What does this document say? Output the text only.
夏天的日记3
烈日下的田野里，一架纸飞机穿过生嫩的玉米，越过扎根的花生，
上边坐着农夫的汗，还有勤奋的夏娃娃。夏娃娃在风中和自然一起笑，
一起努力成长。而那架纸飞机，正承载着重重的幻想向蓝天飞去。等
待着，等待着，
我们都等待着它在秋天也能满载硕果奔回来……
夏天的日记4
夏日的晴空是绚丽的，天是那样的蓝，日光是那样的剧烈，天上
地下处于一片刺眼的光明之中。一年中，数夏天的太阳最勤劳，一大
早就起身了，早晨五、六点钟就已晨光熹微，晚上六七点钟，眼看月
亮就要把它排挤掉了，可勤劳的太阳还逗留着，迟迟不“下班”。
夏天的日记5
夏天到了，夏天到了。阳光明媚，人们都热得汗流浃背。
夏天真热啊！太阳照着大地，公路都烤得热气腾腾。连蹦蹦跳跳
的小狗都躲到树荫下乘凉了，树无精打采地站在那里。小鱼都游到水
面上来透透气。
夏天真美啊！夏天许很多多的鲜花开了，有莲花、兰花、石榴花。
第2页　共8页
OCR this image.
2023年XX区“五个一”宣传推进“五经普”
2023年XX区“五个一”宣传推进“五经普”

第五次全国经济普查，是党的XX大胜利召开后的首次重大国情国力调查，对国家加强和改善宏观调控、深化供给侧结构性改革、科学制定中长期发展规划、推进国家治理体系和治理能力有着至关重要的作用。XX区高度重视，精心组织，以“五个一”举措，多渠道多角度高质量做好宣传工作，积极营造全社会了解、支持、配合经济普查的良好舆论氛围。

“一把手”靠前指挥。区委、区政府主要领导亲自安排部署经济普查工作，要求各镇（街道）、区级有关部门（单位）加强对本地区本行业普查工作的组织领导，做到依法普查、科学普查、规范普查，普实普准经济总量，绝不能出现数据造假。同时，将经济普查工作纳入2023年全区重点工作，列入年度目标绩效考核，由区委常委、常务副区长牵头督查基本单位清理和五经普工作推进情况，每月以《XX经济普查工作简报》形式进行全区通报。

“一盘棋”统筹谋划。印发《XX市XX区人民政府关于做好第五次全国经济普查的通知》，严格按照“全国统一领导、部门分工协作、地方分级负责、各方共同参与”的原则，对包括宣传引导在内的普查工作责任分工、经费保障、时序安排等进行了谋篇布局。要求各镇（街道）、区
◆ ◆ ◆
-- Exercise instructions --
From the records, copy every line that has the string "this" in it.

-- Exercise result --
What does this document say? Output the text only.
OCR this image.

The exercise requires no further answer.